======== THE RECORDS

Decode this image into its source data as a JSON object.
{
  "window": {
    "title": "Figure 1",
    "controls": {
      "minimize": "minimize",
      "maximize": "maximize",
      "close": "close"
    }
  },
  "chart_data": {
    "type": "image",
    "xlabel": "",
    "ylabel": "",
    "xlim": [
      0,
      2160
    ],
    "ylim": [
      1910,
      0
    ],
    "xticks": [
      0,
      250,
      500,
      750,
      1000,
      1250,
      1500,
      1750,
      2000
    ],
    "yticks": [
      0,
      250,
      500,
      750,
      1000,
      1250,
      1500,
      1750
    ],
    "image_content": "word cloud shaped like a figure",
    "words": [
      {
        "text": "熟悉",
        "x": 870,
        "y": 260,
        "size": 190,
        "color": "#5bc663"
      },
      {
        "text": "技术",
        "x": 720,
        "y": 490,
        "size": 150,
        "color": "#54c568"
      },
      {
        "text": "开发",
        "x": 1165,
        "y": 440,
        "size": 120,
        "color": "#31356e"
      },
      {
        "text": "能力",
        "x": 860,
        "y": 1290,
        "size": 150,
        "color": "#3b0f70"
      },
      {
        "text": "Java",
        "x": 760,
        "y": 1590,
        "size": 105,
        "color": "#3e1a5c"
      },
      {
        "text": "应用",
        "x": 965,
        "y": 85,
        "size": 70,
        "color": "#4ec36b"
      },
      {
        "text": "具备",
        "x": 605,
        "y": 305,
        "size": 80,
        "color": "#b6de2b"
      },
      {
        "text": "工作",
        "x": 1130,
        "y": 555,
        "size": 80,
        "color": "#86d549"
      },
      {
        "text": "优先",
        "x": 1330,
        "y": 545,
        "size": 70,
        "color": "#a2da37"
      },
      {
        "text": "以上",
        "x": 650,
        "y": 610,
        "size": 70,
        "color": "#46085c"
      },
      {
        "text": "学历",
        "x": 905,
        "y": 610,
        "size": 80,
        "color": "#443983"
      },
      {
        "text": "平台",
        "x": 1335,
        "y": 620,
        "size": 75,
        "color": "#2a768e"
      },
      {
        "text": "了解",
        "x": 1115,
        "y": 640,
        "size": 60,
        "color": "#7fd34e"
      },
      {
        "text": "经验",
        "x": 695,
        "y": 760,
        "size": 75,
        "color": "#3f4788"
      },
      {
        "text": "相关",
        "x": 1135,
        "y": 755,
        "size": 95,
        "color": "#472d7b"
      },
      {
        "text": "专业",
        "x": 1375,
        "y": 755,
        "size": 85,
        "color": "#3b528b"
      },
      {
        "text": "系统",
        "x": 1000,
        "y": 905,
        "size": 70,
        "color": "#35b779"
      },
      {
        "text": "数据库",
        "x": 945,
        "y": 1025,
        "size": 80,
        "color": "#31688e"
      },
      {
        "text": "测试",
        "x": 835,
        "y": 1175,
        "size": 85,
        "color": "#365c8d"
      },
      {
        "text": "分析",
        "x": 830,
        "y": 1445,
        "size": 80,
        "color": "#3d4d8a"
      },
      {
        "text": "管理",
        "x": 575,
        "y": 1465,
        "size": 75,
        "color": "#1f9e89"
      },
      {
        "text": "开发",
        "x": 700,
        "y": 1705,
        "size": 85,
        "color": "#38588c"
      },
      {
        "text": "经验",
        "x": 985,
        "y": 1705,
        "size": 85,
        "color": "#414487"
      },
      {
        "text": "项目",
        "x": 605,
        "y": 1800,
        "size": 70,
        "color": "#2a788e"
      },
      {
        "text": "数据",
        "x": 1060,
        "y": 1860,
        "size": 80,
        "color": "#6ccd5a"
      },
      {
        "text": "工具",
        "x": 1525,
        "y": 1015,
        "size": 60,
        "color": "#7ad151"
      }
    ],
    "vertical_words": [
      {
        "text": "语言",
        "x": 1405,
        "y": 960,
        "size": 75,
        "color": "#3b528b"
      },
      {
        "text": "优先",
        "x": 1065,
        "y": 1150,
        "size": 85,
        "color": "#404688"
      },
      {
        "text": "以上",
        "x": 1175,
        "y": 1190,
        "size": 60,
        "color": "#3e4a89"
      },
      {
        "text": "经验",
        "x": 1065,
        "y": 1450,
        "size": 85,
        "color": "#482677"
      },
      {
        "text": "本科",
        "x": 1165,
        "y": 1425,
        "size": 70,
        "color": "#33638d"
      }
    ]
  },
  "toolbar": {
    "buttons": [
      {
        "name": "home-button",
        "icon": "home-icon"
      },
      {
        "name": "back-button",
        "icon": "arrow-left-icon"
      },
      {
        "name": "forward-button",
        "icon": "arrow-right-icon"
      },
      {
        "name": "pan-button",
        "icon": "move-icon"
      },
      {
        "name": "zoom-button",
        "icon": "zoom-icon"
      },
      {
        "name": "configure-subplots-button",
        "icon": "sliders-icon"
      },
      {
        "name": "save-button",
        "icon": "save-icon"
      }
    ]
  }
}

================

Repeat all the entries word for word.

Decode this image into its source data as a JSON object.
{
  "window": {
    "title": "Figure 1",
    "controls": {
      "minimize": "minimize",
      "maximize": "maximize",
      "close": "close"
    }
  },
  "chart_data": {
    "type": "image",
    "xlabel": "",
    "ylabel": "",
    "xlim": [
      0,
      2160
    ],
    "ylim": [
      1910,
      0
    ],
    "xticks": [
      0,
      250,
      500,
      750,
      1000,
      1250,
      1500,
      1750,
      2000
    ],
    "yticks": [
      0,
      250,
      500,
      750,
      1000,
      1250,
      1500,
      1750
    ],
    "image_content": "word cloud shaped like a figure",
    "words": [
      {
        "text": "熟悉",
        "x": 870,
        "y": 260,
        "size": 190,
        "color": "#5bc663"
      },
      {
        "text": "技术",
        "x": 720,
        "y": 490,
        "size": 150,
        "color": "#54c568"
      },
      {
        "text": "开发",
        "x": 1165,
        "y": 440,
        "size": 120,
        "color": "#31356e"
      },
      {
        "text": "能力",
        "x": 860,
        "y": 1290,
        "size": 150,
        "color": "#3b0f70"
      },
      {
        "text": "Java",
        "x": 760,
        "y": 1590,
        "size": 105,
        "color": "#3e1a5c"
      },
      {
        "text": "应用",
        "x": 965,
        "y": 85,
        "size": 70,
        "color": "#4ec36b"
      },
      {
        "text": "具备",
        "x": 605,
        "y": 305,
        "size": 80,
        "color": "#b6de2b"
      },
      {
        "text": "工作",
        "x": 1130,
        "y": 555,
        "size": 80,
        "color": "#86d549"
      },
      {
        "text": "优先",
        "x": 1330,
        "y": 545,
        "size": 70,
        "color": "#a2da37"
      },
      {
        "text": "以上",
        "x": 650,
        "y": 610,
        "size": 70,
        "color": "#46085c"
      },
      {
        "text": "学历",
        "x": 905,
        "y": 610,
        "size": 80,
        "color": "#443983"
      },
      {
        "text": "平台",
        "x": 1335,
        "y": 620,
        "size": 75,
        "color": "#2a768e"
      },
      {
        "text": "了解",
        "x": 1115,
        "y": 640,
        "size": 60,
        "color": "#7fd34e"
      },
      {
        "text": "经验",
        "x": 695,
        "y": 760,
        "size": 75,
        "color": "#3f4788"
      },
      {
        "text": "相关",
        "x": 1135,
        "y": 755,
        "size": 95,
        "color": "#472d7b"
      },
      {
        "text": "专业",
        "x": 1375,
        "y": 755,
        "size": 85,
        "color": "#3b528b"
      },
      {
        "text": "系统",
        "x": 1000,
        "y": 905,
        "size": 70,
        "color": "#35b779"
      },
      {
        "text": "数据库",
        "x": 945,
        "y": 1025,
        "size": 80,
        "color": "#31688e"
      },
      {
        "text": "测试",
        "x": 835,
        "y": 1175,
        "size": 85,
        "color": "#365c8d"
      },
      {
        "text": "分析",
        "x": 830,
        "y": 1445,
        "size": 80,
        "color": "#3d4d8a"
      },
      {
        "text": "管理",
        "x": 575,
        "y": 1465,
        "size": 75,
        "color": "#1f9e89"
      },
      {
        "text": "开发",
        "x": 700,
        "y": 1705,
        "size": 85,
        "color": "#38588c"
      },
      {
        "text": "经验",
        "x": 985,
        "y": 1705,
        "size": 85,
        "color": "#414487"
      },
      {
        "text": "项目",
        "x": 605,
        "y": 1800,
        "size": 70,
        "color": "#2a788e"
      },
      {
        "text": "数据",
        "x": 1060,
        "y": 1860,
        "size": 80,
        "color": "#6ccd5a"
      },
      {
        "text": "工具",
        "x": 1525,
        "y": 1015,
        "size": 60,
        "color": "#7ad151"
      }
    ],
    "vertical_words": [
      {
        "text": "语言",
        "x": 1405,
        "y": 960,
        "size": 75,
        "color": "#3b528b"
      },
      {
        "text": "优先",
        "x": 1065,
        "y": 1150,
        "size": 85,
        "color": "#404688"
      },
      {
        "text": "以上",
        "x": 1175,
        "y": 1190,
        "size": 60,
        "color": "#3e4a89"
      },
      {
        "text": "经验",
        "x": 1065,
        "y": 1450,
        "size": 85,
        "color": "#482677"
      },
      {
        "text": "本科",
        "x": 1165,
        "y": 1425,
        "size": 70,
        "color": "#33638d"
      }
    ]
  },
  "toolbar": {
    "buttons": [
      {
        "name": "home-button",
        "icon": "home-icon"
      },
      {
        "name": "back-button",
        "icon": "arrow-left-icon"
      },
      {
        "name": "forward-button",
        "icon": "arrow-right-icon"
      },
      {
        "name": "pan-button",
        "icon": "move-icon"
      },
      {
        "name": "zoom-button",
        "icon": "zoom-icon"
      },
      {
        "name": "configure-subplots-button",
        "icon": "sliders-icon"
      },
      {
        "name": "save-button",
        "icon": "save-icon"
      }
    ]
  }
}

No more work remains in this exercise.